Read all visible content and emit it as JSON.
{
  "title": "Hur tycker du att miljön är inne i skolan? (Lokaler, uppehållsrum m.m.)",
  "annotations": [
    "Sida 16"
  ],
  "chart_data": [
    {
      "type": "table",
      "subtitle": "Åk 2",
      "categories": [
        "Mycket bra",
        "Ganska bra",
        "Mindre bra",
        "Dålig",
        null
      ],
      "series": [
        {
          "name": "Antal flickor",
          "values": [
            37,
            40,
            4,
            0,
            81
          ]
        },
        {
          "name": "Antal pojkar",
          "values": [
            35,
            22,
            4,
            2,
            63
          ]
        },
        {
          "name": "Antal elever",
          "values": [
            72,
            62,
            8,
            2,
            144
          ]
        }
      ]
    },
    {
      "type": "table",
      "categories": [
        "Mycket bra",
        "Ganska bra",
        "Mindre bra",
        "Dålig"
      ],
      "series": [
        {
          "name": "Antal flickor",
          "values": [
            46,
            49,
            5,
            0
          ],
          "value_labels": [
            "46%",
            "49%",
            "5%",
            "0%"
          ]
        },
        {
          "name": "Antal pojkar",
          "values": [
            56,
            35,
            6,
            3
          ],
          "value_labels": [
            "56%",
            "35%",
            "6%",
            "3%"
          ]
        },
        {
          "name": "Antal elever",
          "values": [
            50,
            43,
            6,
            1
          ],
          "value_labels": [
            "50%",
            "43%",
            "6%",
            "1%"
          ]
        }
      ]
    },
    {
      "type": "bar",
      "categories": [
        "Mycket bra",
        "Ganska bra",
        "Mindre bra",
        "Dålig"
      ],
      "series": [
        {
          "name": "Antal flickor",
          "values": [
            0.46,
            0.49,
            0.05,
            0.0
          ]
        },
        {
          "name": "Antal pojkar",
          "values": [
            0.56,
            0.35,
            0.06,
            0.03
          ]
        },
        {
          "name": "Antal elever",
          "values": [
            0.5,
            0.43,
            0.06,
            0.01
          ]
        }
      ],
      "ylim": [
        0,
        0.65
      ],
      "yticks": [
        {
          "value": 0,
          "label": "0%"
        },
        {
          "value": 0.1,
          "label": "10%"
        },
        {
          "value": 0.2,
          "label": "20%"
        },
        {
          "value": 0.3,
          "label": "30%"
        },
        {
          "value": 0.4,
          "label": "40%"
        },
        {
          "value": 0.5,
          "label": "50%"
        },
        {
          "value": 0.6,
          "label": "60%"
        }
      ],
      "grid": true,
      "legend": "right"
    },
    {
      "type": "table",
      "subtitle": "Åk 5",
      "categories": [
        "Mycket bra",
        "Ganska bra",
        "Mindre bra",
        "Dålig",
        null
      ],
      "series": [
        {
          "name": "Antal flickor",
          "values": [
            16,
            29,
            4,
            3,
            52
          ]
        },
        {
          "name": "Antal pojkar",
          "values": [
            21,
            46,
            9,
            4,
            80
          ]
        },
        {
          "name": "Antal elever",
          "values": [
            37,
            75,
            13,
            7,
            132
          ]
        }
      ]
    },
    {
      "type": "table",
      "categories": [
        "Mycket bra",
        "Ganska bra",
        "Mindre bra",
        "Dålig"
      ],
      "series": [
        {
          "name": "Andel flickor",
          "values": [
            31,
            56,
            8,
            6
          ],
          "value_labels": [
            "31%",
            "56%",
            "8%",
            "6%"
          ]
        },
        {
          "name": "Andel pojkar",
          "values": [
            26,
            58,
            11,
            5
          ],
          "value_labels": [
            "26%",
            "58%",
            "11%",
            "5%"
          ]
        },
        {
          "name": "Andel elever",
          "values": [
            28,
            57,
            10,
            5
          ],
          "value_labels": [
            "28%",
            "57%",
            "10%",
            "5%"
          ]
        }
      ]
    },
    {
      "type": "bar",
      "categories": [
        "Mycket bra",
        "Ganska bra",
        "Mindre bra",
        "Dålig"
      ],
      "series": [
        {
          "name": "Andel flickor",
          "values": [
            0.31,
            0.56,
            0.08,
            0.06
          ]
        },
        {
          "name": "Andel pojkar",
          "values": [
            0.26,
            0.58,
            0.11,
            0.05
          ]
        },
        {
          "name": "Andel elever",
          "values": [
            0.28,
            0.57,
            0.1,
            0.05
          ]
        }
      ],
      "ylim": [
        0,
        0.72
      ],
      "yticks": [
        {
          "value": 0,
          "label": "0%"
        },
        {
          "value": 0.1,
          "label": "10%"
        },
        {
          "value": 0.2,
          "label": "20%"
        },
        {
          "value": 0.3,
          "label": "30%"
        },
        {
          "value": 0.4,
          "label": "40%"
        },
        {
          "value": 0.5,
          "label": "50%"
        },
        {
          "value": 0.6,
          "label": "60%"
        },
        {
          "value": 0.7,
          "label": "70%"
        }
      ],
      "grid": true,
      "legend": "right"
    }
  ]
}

+ + + + +

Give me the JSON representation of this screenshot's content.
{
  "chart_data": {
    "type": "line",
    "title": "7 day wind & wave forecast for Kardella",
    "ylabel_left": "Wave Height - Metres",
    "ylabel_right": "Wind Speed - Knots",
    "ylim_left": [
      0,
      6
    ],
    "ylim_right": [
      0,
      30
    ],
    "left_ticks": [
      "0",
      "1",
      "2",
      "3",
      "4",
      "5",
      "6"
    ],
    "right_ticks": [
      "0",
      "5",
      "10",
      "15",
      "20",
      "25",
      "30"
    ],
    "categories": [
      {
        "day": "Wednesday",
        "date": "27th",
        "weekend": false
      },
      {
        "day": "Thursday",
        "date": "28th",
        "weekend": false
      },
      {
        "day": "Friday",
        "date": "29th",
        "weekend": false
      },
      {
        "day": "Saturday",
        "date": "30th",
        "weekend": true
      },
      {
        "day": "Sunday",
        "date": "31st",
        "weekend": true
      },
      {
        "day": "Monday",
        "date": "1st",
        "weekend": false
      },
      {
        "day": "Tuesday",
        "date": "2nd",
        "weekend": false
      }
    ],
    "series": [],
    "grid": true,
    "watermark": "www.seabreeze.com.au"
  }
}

+ + + + +

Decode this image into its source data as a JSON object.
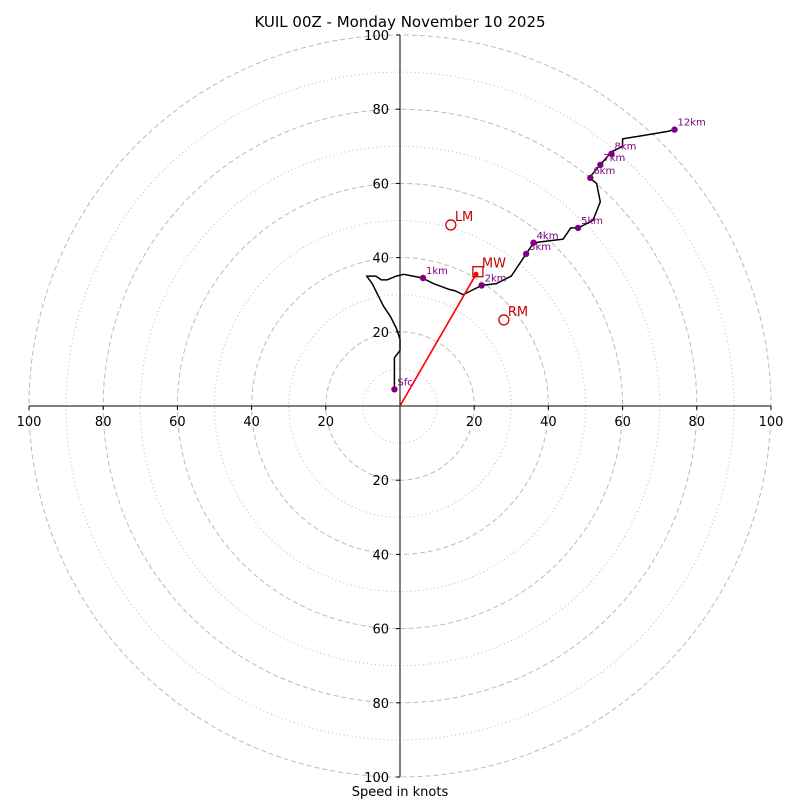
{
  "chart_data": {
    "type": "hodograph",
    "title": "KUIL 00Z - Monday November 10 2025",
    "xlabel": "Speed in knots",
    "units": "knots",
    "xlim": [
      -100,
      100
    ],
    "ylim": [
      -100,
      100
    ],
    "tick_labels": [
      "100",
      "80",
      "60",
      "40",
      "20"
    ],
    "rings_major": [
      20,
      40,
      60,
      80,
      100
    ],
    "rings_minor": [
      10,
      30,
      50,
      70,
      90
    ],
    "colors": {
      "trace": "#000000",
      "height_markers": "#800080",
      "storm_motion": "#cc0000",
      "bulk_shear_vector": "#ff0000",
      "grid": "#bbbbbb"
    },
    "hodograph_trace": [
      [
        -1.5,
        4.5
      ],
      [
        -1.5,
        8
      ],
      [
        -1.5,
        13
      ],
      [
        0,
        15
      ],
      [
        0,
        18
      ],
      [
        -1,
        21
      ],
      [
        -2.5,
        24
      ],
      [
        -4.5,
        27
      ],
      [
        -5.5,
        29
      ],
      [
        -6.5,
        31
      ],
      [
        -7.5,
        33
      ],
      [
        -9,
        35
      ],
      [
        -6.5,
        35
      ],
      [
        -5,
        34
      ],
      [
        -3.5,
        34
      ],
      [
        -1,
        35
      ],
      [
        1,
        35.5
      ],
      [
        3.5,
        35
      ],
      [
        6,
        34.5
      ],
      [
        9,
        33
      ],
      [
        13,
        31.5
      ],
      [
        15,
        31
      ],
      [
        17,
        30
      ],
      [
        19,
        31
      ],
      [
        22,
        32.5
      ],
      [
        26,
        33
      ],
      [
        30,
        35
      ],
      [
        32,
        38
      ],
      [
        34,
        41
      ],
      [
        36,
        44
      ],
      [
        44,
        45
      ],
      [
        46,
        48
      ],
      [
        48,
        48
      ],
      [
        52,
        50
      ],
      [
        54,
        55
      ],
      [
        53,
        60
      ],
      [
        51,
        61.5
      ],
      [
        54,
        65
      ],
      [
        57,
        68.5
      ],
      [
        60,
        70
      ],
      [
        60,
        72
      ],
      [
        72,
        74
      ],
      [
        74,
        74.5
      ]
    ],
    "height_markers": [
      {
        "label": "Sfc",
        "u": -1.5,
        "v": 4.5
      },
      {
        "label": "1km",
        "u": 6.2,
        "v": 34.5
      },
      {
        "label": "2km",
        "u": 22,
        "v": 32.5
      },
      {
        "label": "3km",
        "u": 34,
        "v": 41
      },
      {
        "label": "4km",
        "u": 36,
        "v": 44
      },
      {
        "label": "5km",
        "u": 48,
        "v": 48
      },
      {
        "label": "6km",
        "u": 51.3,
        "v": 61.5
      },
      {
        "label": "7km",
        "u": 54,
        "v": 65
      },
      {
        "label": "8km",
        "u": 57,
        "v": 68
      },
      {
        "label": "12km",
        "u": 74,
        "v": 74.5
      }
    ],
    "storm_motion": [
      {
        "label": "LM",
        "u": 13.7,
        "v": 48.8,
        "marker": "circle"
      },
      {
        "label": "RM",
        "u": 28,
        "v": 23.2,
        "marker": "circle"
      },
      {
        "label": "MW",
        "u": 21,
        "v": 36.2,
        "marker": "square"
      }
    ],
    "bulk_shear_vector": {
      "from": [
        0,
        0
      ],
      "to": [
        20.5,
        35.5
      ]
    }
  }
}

+ + + + +

» **EXERCISE BRIEF**
Write out every line of the listing that holds the word "content".

» **EXERCISE RESPONSE**
Read all visible content and emit it as JSON.
Give me the JSON representation of this screenshot's content.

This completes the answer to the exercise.